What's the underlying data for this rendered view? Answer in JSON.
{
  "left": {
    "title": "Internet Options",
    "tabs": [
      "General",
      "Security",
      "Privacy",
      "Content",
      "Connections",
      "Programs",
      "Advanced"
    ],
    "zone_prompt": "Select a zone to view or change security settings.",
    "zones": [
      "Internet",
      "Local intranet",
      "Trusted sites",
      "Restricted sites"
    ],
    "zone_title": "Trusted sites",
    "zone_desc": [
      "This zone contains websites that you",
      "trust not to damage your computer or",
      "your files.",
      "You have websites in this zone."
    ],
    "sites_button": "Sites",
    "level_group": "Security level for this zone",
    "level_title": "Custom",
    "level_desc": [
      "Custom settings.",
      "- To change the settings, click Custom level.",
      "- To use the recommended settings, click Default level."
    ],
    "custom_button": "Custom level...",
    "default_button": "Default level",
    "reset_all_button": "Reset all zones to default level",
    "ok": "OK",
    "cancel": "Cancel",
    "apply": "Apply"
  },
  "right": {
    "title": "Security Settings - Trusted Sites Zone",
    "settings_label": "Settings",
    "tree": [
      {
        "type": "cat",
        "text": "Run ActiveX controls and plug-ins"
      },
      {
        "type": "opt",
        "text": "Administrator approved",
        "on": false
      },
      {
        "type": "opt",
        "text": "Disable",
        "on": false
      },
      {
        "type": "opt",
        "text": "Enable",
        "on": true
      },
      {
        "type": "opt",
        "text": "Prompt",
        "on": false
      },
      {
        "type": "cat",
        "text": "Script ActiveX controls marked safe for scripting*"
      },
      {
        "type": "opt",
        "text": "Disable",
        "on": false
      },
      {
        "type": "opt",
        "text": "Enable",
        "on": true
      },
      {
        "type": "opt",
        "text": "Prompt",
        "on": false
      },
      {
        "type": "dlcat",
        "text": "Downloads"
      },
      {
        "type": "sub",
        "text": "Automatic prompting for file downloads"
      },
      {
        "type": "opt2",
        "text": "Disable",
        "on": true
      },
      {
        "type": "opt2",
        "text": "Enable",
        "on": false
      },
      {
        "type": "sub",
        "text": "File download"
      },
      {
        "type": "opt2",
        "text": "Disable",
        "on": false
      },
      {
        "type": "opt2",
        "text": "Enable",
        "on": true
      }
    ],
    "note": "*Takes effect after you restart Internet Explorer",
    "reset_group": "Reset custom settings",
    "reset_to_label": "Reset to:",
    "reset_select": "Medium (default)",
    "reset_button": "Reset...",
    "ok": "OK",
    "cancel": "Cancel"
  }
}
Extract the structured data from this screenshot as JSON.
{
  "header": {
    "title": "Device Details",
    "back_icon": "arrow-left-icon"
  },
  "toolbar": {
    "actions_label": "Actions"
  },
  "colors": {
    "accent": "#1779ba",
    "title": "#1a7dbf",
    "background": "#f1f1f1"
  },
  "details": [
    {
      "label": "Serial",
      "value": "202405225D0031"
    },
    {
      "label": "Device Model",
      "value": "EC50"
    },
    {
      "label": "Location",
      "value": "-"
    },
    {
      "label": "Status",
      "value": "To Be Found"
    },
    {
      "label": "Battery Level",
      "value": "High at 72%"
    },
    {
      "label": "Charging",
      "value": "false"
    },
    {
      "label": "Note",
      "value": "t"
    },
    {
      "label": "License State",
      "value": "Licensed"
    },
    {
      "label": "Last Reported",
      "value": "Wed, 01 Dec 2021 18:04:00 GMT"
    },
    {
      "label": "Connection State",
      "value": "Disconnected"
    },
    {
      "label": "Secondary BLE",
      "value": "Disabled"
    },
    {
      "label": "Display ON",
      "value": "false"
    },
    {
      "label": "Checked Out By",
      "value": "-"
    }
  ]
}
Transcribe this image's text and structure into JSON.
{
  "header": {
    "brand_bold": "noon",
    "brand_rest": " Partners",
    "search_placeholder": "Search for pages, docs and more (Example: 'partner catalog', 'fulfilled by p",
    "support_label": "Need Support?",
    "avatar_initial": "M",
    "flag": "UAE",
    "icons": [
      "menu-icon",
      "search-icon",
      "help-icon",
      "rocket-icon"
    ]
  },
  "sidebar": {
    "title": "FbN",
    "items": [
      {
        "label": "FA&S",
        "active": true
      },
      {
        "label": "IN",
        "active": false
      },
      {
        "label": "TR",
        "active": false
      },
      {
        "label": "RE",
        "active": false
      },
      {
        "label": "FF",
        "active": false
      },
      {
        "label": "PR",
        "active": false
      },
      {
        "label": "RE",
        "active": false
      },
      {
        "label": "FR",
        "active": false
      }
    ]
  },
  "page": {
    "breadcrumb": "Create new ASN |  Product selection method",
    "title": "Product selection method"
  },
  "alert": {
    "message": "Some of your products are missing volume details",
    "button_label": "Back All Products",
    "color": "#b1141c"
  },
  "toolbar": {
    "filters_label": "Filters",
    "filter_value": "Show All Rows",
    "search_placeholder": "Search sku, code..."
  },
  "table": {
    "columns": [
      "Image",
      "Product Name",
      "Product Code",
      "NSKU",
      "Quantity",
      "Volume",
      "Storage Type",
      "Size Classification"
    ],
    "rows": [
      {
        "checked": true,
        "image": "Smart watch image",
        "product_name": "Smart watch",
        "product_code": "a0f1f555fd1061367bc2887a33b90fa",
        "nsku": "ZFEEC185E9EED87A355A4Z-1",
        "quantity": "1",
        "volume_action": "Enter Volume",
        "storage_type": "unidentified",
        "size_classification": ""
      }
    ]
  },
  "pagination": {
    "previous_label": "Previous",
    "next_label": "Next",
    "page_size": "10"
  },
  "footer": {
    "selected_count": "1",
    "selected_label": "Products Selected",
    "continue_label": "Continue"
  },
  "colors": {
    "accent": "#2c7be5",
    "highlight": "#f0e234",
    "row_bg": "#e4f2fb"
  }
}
━━━━━━━━━━━━━━━━━━━━━━━━━━━━━━
§ **WHAT IS NEEDED**: The full set of records should be duplicated exactly.

§ **EXERCISE RESPONSE**:
What's the underlying data for this rendered view? Answer in JSON.
{
  "left": {
    "title": "Internet Options",
    "tabs": [
      "General",
      "Security",
      "Privacy",
      "Content",
      "Connections",
      "Programs",
      "Advanced"
    ],
    "zone_prompt": "Select a zone to view or change security settings.",
    "zones": [
      "Internet",
      "Local intranet",
      "Trusted sites",
      "Restricted sites"
    ],
    "zone_title": "Trusted sites",
    "zone_desc": [
      "This zone contains websites that you",
      "trust not to damage your computer or",
      "your files.",
      "You have websites in this zone."
    ],
    "sites_button": "Sites",
    "level_group": "Security level for this zone",
    "level_title": "Custom",
    "level_desc": [
      "Custom settings.",
      "- To change the settings, click Custom level.",
      "- To use the recommended settings, click Default level."
    ],
    "custom_button": "Custom level...",
    "default_button": "Default level",
    "reset_all_button": "Reset all zones to default level",
    "ok": "OK",
    "cancel": "Cancel",
    "apply": "Apply"
  },
  "right": {
    "title": "Security Settings - Trusted Sites Zone",
    "settings_label": "Settings",
    "tree": [
      {
        "type": "cat",
        "text": "Run ActiveX controls and plug-ins"
      },
      {
        "type": "opt",
        "text": "Administrator approved",
        "on": false
      },
      {
        "type": "opt",
        "text": "Disable",
        "on": false
      },
      {
        "type": "opt",
        "text": "Enable",
        "on": true
      },
      {
        "type": "opt",
        "text": "Prompt",
        "on": false
      },
      {
        "type": "cat",
        "text": "Script ActiveX controls marked safe for scripting*"
      },
      {
        "type": "opt",
        "text": "Disable",
        "on": false
      },
      {
        "type": "opt",
        "text": "Enable",
        "on": true
      },
      {
        "type": "opt",
        "text": "Prompt",
        "on": false
      },
      {
        "type": "dlcat",
        "text": "Downloads"
      },
      {
        "type": "sub",
        "text": "Automatic prompting for file downloads"
      },
      {
        "type": "opt2",
        "text": "Disable",
        "on": true
      },
      {
        "type": "opt2",
        "text": "Enable",
        "on": false
      },
      {
        "type": "sub",
        "text": "File download"
      },
      {
        "type": "opt2",
        "text": "Disable",
        "on": false
      },
      {
        "type": "opt2",
        "text": "Enable",
        "on": true
      }
    ],
    "note": "*Takes effect after you restart Internet Explorer",
    "reset_group": "Reset custom settings",
    "reset_to_label": "Reset to:",
    "reset_select": "Medium (default)",
    "reset_button": "Reset...",
    "ok": "OK",
    "cancel": "Cancel"
  }
}
Extract the structured data from this screenshot as JSON.
{
  "header": {
    "title": "Device Details",
    "back_icon": "arrow-left-icon"
  },
  "toolbar": {
    "actions_label": "Actions"
  },
  "colors": {
    "accent": "#1779ba",
    "title": "#1a7dbf",
    "background": "#f1f1f1"
  },
  "details": [
    {
      "label": "Serial",
      "value": "202405225D0031"
    },
    {
      "label": "Device Model",
      "value": "EC50"
    },
    {
      "label": "Location",
      "value": "-"
    },
    {
      "label": "Status",
      "value": "To Be Found"
    },
    {
      "label": "Battery Level",
      "value": "High at 72%"
    },
    {
      "label": "Charging",
      "value": "false"
    },
    {
      "label": "Note",
      "value": "t"
    },
    {
      "label": "License State",
      "value": "Licensed"
    },
    {
      "label": "Last Reported",
      "value": "Wed, 01 Dec 2021 18:04:00 GMT"
    },
    {
      "label": "Connection State",
      "value": "Disconnected"
    },
    {
      "label": "Secondary BLE",
      "value": "Disabled"
    },
    {
      "label": "Display ON",
      "value": "false"
    },
    {
      "label": "Checked Out By",
      "value": "-"
    }
  ]
}
Transcribe this image's text and structure into JSON.
{
  "header": {
    "brand_bold": "noon",
    "brand_rest": " Partners",
    "search_placeholder": "Search for pages, docs and more (Example: 'partner catalog', 'fulfilled by p",
    "support_label": "Need Support?",
    "avatar_initial": "M",
    "flag": "UAE",
    "icons": [
      "menu-icon",
      "search-icon",
      "help-icon",
      "rocket-icon"
    ]
  },
  "sidebar": {
    "title": "FbN",
    "items": [
      {
        "label": "FA&S",
        "active": true
      },
      {
        "label": "IN",
        "active": false
      },
      {
        "label": "TR",
        "active": false
      },
      {
        "label": "RE",
        "active": false
      },
      {
        "label": "FF",
        "active": false
      },
      {
        "label": "PR",
        "active": false
      },
      {
        "label": "RE",
        "active": false
      },
      {
        "label": "FR",
        "active": false
      }
    ]
  },
  "page": {
    "breadcrumb": "Create new ASN |  Product selection method",
    "title": "Product selection method"
  },
  "alert": {
    "message": "Some of your products are missing volume details",
    "button_label": "Back All Products",
    "color": "#b1141c"
  },
  "toolbar": {
    "filters_label": "Filters",
    "filter_value": "Show All Rows",
    "search_placeholder": "Search sku, code..."
  },
  "table": {
    "columns": [
      "Image",
      "Product Name",
      "Product Code",
      "NSKU",
      "Quantity",
      "Volume",
      "Storage Type",
      "Size Classification"
    ],
    "rows": [
      {
        "checked": true,
        "image": "Smart watch image",
        "product_name": "Smart watch",
        "product_code": "a0f1f555fd1061367bc2887a33b90fa",
        "nsku": "ZFEEC185E9EED87A355A4Z-1",
        "quantity": "1",
        "volume_action": "Enter Volume",
        "storage_type": "unidentified",
        "size_classification": ""
      }
    ]
  },
  "pagination": {
    "previous_label": "Previous",
    "next_label": "Next",
    "page_size": "10"
  },
  "footer": {
    "selected_count": "1",
    "selected_label": "Products Selected",
    "continue_label": "Continue"
  },
  "colors": {
    "accent": "#2c7be5",
    "highlight": "#f0e234",
    "row_bg": "#e4f2fb"
  }
}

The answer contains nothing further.